-- Start Supplied data --

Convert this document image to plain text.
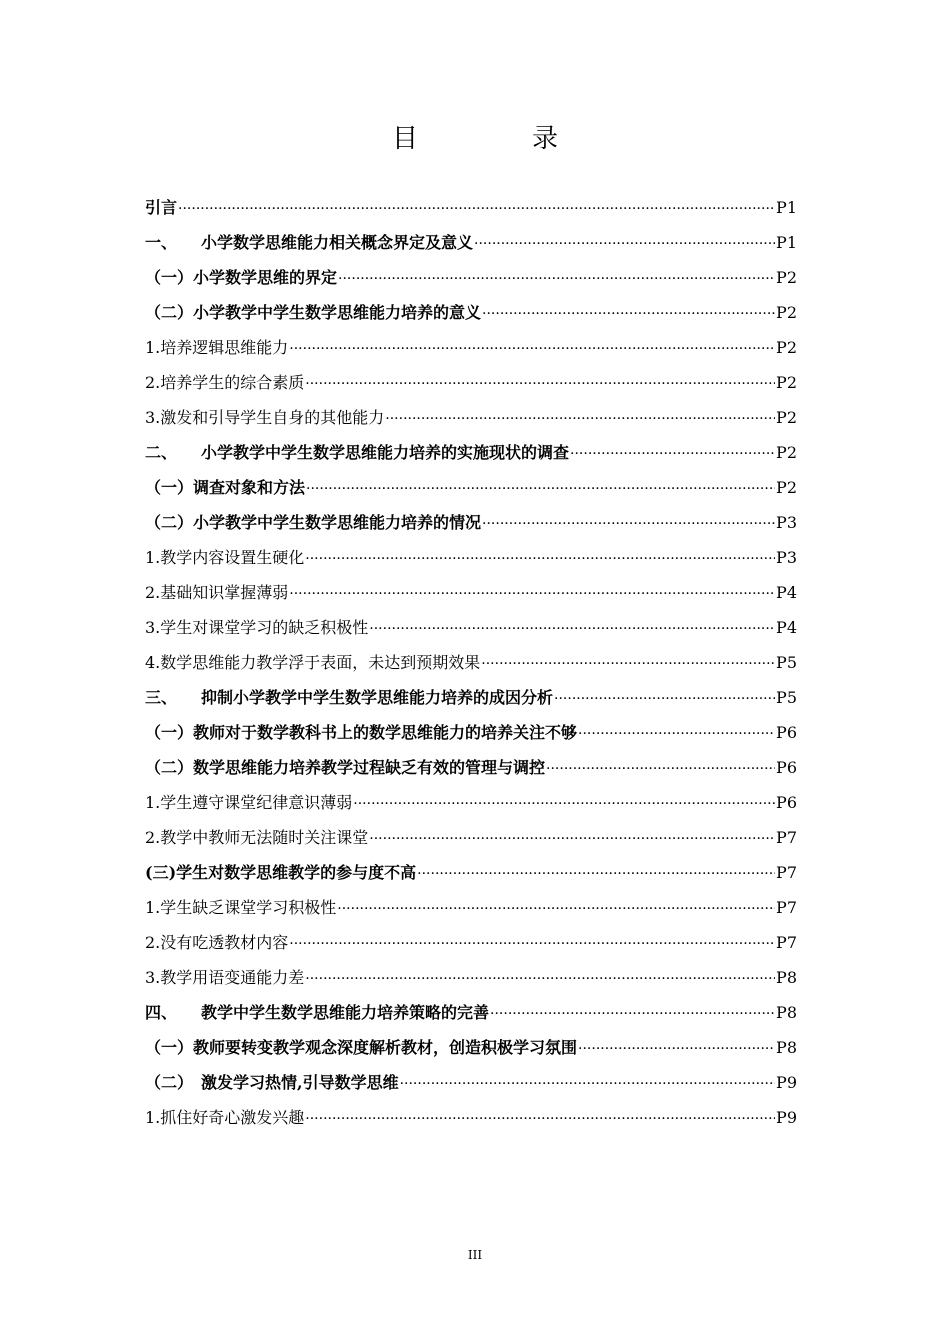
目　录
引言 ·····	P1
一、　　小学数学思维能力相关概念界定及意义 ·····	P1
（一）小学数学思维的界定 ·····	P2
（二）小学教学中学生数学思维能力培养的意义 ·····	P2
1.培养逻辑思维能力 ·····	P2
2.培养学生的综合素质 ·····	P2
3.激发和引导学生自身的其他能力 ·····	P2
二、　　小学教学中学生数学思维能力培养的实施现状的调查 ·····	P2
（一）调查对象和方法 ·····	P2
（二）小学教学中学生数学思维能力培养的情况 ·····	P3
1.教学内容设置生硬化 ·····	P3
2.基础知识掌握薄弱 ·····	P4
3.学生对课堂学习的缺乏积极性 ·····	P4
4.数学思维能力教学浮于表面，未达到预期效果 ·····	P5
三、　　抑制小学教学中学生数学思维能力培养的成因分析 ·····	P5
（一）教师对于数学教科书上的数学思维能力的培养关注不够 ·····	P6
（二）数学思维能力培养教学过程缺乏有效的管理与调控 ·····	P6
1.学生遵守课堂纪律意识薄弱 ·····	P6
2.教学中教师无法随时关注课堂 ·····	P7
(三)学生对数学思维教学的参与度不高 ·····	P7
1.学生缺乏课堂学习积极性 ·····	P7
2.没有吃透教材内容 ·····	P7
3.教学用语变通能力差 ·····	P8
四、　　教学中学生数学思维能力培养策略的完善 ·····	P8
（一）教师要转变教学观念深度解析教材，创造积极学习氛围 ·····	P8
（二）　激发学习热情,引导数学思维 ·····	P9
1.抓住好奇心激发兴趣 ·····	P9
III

-- End Supplied data --

• Task statement:
Without including any pictures, output all the entries above exactly.

• Solution to this task:
Convert this document image to plain text.
目　录
引言 ·····	P1
一、　　小学数学思维能力相关概念界定及意义 ·····	P1
（一）小学数学思维的界定 ·····	P2
（二）小学教学中学生数学思维能力培养的意义 ·····	P2
1.培养逻辑思维能力 ·····	P2
2.培养学生的综合素质 ·····	P2
3.激发和引导学生自身的其他能力 ·····	P2
二、　　小学教学中学生数学思维能力培养的实施现状的调查 ·····	P2
（一）调查对象和方法 ·····	P2
（二）小学教学中学生数学思维能力培养的情况 ·····	P3
1.教学内容设置生硬化 ·····	P3
2.基础知识掌握薄弱 ·····	P4
3.学生对课堂学习的缺乏积极性 ·····	P4
4.数学思维能力教学浮于表面，未达到预期效果 ·····	P5
三、　　抑制小学教学中学生数学思维能力培养的成因分析 ·····	P5
（一）教师对于数学教科书上的数学思维能力的培养关注不够 ·····	P6
（二）数学思维能力培养教学过程缺乏有效的管理与调控 ·····	P6
1.学生遵守课堂纪律意识薄弱 ·····	P6
2.教学中教师无法随时关注课堂 ·····	P7
(三)学生对数学思维教学的参与度不高 ·····	P7
1.学生缺乏课堂学习积极性 ·····	P7
2.没有吃透教材内容 ·····	P7
3.教学用语变通能力差 ·····	P8
四、　　教学中学生数学思维能力培养策略的完善 ·····	P8
（一）教师要转变教学观念深度解析教材，创造积极学习氛围 ·····	P8
（二）　激发学习热情,引导数学思维 ·····	P9
1.抓住好奇心激发兴趣 ·····	P9
III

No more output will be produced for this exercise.